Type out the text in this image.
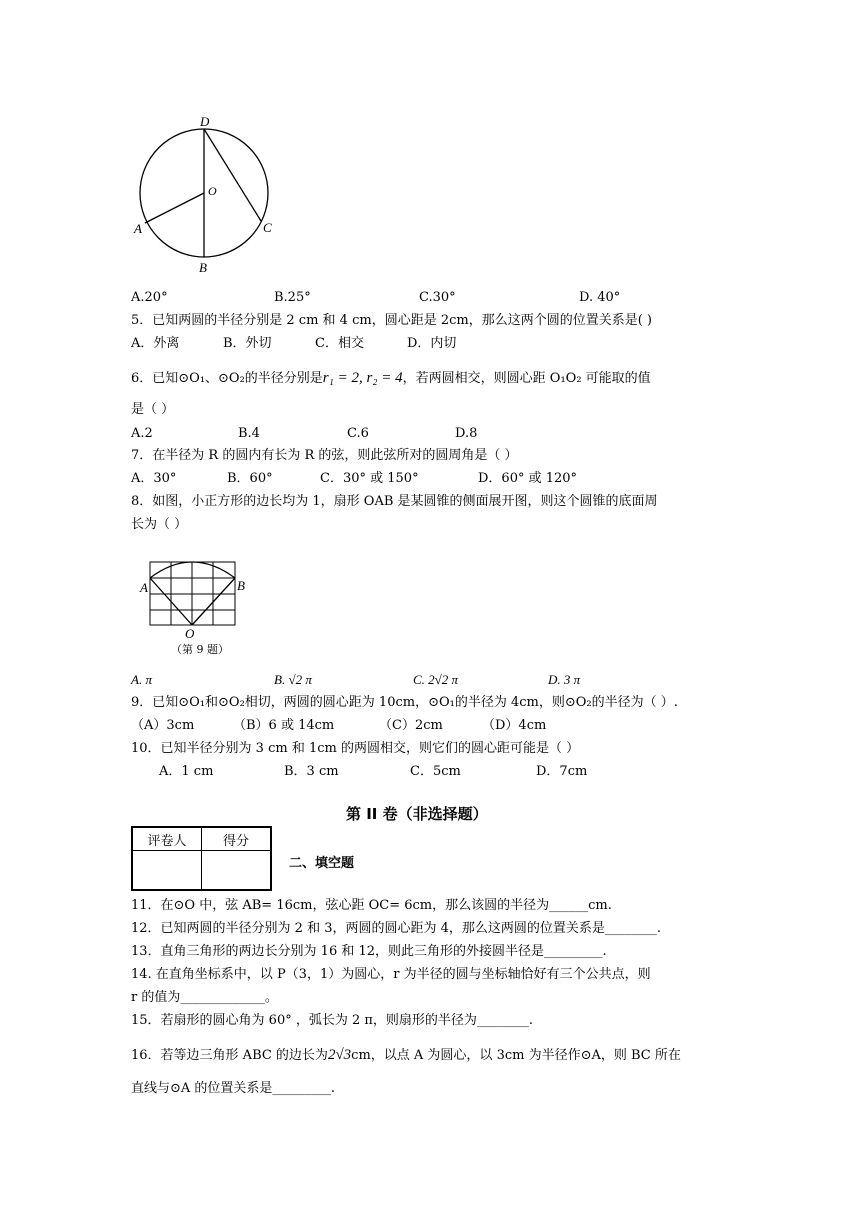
D
O
A	C
B
A.20°	B.25°	C.30°	D. 40°
5．已知两圆的半径分别是 2 cm 和 4 cm，圆心距是 2cm，那么这两个圆的位置关系是( )
A．外离	B．外切	C．相交	D．内切
6．已知⊙O₁、⊙O₂的半径分别是r₁ = 2, r₂ = 4，若两圆相交，则圆心距 O₁O₂ 可能取的值
是（ ）
A.2	B.4	C.6	D.8
7．在半径为 R 的圆内有长为 R 的弦，则此弦所对的圆周角是（ ）
A．30°	B．60°	C．30° 或 150°	D．60° 或 120°
8．如图，小正方形的边长均为 1，扇形 OAB 是某圆锥的侧面展开图，则这个圆锥的底面周
长为（ ）
A	B
O
（第 9 题）
A. π	B. √2 π	C. 2√2 π	D. 3 π
9．已知⊙O₁和⊙O₂相切，两圆的圆心距为 10cm，⊙O₁的半径为 4cm，则⊙O₂的半径为（ ）.
（A）3cm	（B）6 或 14cm	（C）2cm	（D）4cm
10．已知半径分别为 3 cm 和 1cm 的两圆相交，则它们的圆心距可能是（ ）
A．1 cm	B．3 cm	C．5cm	D．7cm
第 II 卷（非选择题）
评卷人	得分

二、填空题
11．在⊙O 中，弦 AB= 16cm，弦心距 OC= 6cm，那么该圆的半径为______cm.
12．已知两圆的半径分别为 2 和 3，两圆的圆心距为 4，那么这两圆的位置关系是________.
13．直角三角形的两边长分别为 16 和 12，则此三角形的外接圆半径是_________.
14. 在直角坐标系中，以 P（3，1）为圆心，r 为半径的圆与坐标轴恰好有三个公共点，则
r 的值为_____________。
15．若扇形的圆心角为 60° ，弧长为 2 π，则扇形的半径为________.
16．若等边三角形 ABC 的边长为2√3cm，以点 A 为圆心，以 3cm 为半径作⊙A，则 BC 所在
直线与⊙A 的位置关系是_________.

+--

THE EXERCISE: Omit any images, then output the listing exactly.

ANSWER TO THE TASK:
Type out the text in this image.
D
O
A	C
B
A.20°	B.25°	C.30°	D. 40°
5．已知两圆的半径分别是 2 cm 和 4 cm，圆心距是 2cm，那么这两个圆的位置关系是( )
A．外离	B．外切	C．相交	D．内切
6．已知⊙O₁、⊙O₂的半径分别是r₁ = 2, r₂ = 4，若两圆相交，则圆心距 O₁O₂ 可能取的值
是（ ）
A.2	B.4	C.6	D.8
7．在半径为 R 的圆内有长为 R 的弦，则此弦所对的圆周角是（ ）
A．30°	B．60°	C．30° 或 150°	D．60° 或 120°
8．如图，小正方形的边长均为 1，扇形 OAB 是某圆锥的侧面展开图，则这个圆锥的底面周
长为（ ）
A	B
O
（第 9 题）
A. π	B. √2 π	C. 2√2 π	D. 3 π
9．已知⊙O₁和⊙O₂相切，两圆的圆心距为 10cm，⊙O₁的半径为 4cm，则⊙O₂的半径为（ ）.
（A）3cm	（B）6 或 14cm	（C）2cm	（D）4cm
10．已知半径分别为 3 cm 和 1cm 的两圆相交，则它们的圆心距可能是（ ）
A．1 cm	B．3 cm	C．5cm	D．7cm
第 II 卷（非选择题）
评卷人	得分

二、填空题
11．在⊙O 中，弦 AB= 16cm，弦心距 OC= 6cm，那么该圆的半径为______cm.
12．已知两圆的半径分别为 2 和 3，两圆的圆心距为 4，那么这两圆的位置关系是________.
13．直角三角形的两边长分别为 16 和 12，则此三角形的外接圆半径是_________.
14. 在直角坐标系中，以 P（3，1）为圆心，r 为半径的圆与坐标轴恰好有三个公共点，则
r 的值为_____________。
15．若扇形的圆心角为 60° ，弧长为 2 π，则扇形的半径为________.
16．若等边三角形 ABC 的边长为2√3cm，以点 A 为圆心，以 3cm 为半径作⊙A，则 BC 所在
直线与⊙A 的位置关系是_________.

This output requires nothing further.